** Entries shown **
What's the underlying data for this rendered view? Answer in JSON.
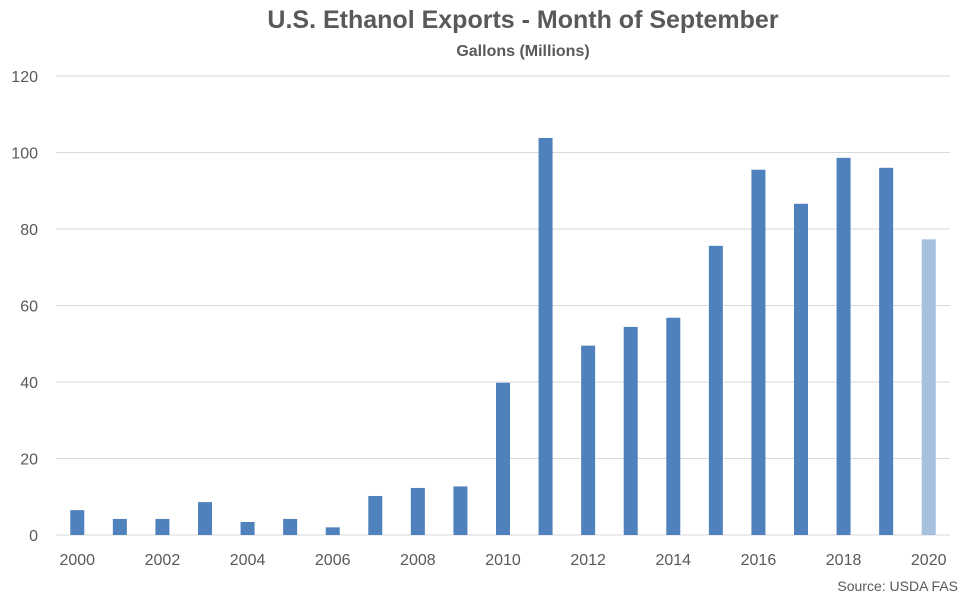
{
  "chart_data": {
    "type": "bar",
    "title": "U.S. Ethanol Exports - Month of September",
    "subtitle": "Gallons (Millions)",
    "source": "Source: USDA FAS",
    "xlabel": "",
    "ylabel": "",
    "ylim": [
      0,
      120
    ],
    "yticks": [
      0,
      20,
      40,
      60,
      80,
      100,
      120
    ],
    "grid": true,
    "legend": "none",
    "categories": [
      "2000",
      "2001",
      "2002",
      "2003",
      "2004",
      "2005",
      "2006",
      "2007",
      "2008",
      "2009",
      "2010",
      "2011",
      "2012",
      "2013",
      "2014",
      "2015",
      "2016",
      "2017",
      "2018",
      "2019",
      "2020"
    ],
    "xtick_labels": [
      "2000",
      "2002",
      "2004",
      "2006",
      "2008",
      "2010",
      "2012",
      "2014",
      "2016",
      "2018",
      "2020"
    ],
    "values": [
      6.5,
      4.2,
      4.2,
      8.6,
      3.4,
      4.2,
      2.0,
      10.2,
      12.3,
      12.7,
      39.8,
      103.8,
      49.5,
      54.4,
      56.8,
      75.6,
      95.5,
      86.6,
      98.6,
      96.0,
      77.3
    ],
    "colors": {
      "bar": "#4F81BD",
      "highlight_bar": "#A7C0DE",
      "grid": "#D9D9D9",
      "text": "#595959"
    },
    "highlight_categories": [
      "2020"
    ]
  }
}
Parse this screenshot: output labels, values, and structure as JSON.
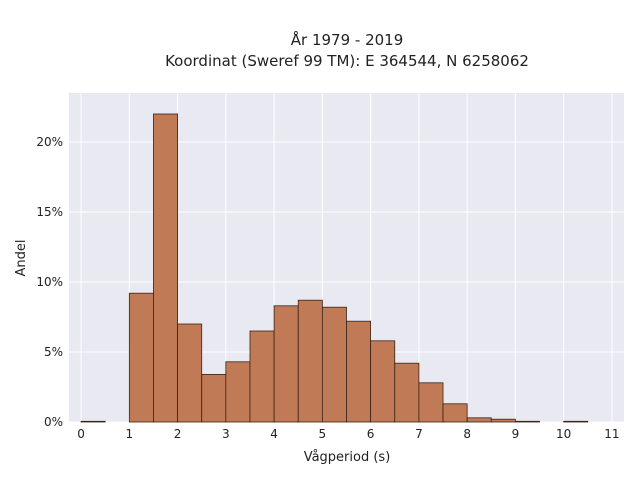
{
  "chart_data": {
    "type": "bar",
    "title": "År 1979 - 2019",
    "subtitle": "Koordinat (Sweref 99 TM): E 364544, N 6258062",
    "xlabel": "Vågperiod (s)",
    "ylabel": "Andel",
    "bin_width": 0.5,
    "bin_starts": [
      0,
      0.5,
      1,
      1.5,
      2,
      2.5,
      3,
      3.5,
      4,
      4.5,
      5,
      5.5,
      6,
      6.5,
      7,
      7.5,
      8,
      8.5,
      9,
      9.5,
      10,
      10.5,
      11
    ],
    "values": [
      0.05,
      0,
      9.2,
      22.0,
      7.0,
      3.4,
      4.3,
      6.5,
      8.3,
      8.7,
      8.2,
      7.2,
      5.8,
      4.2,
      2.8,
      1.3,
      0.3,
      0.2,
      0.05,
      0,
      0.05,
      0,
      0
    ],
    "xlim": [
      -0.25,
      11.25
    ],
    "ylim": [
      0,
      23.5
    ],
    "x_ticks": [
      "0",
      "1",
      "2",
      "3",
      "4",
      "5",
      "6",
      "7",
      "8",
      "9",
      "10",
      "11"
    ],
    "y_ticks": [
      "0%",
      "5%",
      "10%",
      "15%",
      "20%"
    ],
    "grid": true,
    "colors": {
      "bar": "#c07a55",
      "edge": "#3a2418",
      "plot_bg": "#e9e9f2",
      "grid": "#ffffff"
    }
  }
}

** Work instructions **
Pictures are not part of the copy; output everything else in the records exactly.

** Task output **
What's the underlying data for this rendered view? Answer in JSON.
{
  "chart_data": {
    "type": "bar",
    "title": "U.S. Ethanol Exports - Month of September",
    "subtitle": "Gallons (Millions)",
    "source": "Source: USDA FAS",
    "xlabel": "",
    "ylabel": "",
    "ylim": [
      0,
      120
    ],
    "yticks": [
      0,
      20,
      40,
      60,
      80,
      100,
      120
    ],
    "grid": true,
    "legend": "none",
    "categories": [
      "2000",
      "2001",
      "2002",
      "2003",
      "2004",
      "2005",
      "2006",
      "2007",
      "2008",
      "2009",
      "2010",
      "2011",
      "2012",
      "2013",
      "2014",
      "2015",
      "2016",
      "2017",
      "2018",
      "2019",
      "2020"
    ],
    "xtick_labels": [
      "2000",
      "2002",
      "2004",
      "2006",
      "2008",
      "2010",
      "2012",
      "2014",
      "2016",
      "2018",
      "2020"
    ],
    "values": [
      6.5,
      4.2,
      4.2,
      8.6,
      3.4,
      4.2,
      2.0,
      10.2,
      12.3,
      12.7,
      39.8,
      103.8,
      49.5,
      54.4,
      56.8,
      75.6,
      95.5,
      86.6,
      98.6,
      96.0,
      77.3
    ],
    "colors": {
      "bar": "#4F81BD",
      "highlight_bar": "#A7C0DE",
      "grid": "#D9D9D9",
      "text": "#595959"
    },
    "highlight_categories": [
      "2020"
    ]
  }
}
Parse this screenshot: output labels, values, and structure as JSON.
{
  "chart_data": {
    "type": "bar",
    "title": "År 1979 - 2019",
    "subtitle": "Koordinat (Sweref 99 TM): E 364544, N 6258062",
    "xlabel": "Vågperiod (s)",
    "ylabel": "Andel",
    "bin_width": 0.5,
    "bin_starts": [
      0,
      0.5,
      1,
      1.5,
      2,
      2.5,
      3,
      3.5,
      4,
      4.5,
      5,
      5.5,
      6,
      6.5,
      7,
      7.5,
      8,
      8.5,
      9,
      9.5,
      10,
      10.5,
      11
    ],
    "values": [
      0.05,
      0,
      9.2,
      22.0,
      7.0,
      3.4,
      4.3,
      6.5,
      8.3,
      8.7,
      8.2,
      7.2,
      5.8,
      4.2,
      2.8,
      1.3,
      0.3,
      0.2,
      0.05,
      0,
      0.05,
      0,
      0
    ],
    "xlim": [
      -0.25,
      11.25
    ],
    "ylim": [
      0,
      23.5
    ],
    "x_ticks": [
      "0",
      "1",
      "2",
      "3",
      "4",
      "5",
      "6",
      "7",
      "8",
      "9",
      "10",
      "11"
    ],
    "y_ticks": [
      "0%",
      "5%",
      "10%",
      "15%",
      "20%"
    ],
    "grid": true,
    "colors": {
      "bar": "#c07a55",
      "edge": "#3a2418",
      "plot_bg": "#e9e9f2",
      "grid": "#ffffff"
    }
  }
}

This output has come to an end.